• Exercise requirements: Scan the listing below. Report each line that includes "Matte".

(Dataset items)
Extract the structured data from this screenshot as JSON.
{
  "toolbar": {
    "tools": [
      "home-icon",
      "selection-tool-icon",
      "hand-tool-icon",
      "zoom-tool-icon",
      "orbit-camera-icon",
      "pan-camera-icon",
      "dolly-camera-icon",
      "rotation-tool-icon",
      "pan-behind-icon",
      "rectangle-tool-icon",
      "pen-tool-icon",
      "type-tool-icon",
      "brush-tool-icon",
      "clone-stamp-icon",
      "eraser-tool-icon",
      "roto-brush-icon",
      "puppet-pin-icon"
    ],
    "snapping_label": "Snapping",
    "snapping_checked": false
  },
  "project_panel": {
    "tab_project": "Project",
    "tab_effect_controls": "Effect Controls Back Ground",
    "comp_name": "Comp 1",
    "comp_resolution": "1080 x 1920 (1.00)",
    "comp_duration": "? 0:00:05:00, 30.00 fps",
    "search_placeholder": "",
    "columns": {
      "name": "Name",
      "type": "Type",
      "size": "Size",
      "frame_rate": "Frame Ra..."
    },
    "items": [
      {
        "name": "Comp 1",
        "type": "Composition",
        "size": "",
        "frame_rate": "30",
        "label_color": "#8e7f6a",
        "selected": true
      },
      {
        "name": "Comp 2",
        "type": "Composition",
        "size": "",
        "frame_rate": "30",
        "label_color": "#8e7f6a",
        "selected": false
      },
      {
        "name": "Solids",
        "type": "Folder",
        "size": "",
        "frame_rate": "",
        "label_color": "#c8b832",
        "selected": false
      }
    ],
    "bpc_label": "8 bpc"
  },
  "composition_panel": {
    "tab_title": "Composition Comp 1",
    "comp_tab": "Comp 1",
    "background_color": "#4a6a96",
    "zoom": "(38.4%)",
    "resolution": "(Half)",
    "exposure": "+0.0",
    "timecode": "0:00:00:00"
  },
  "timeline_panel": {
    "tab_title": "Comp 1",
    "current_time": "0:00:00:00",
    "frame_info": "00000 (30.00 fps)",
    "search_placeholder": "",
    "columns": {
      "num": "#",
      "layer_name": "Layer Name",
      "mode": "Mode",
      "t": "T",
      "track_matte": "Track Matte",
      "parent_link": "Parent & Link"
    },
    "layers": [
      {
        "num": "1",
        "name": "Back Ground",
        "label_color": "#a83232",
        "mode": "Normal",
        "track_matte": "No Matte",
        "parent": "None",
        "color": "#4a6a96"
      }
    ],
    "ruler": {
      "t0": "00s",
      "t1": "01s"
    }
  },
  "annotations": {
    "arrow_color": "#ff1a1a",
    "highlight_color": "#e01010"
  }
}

• Result of the task:
      "track_matte": "Track Matte",
        "track_matte": "No Matte",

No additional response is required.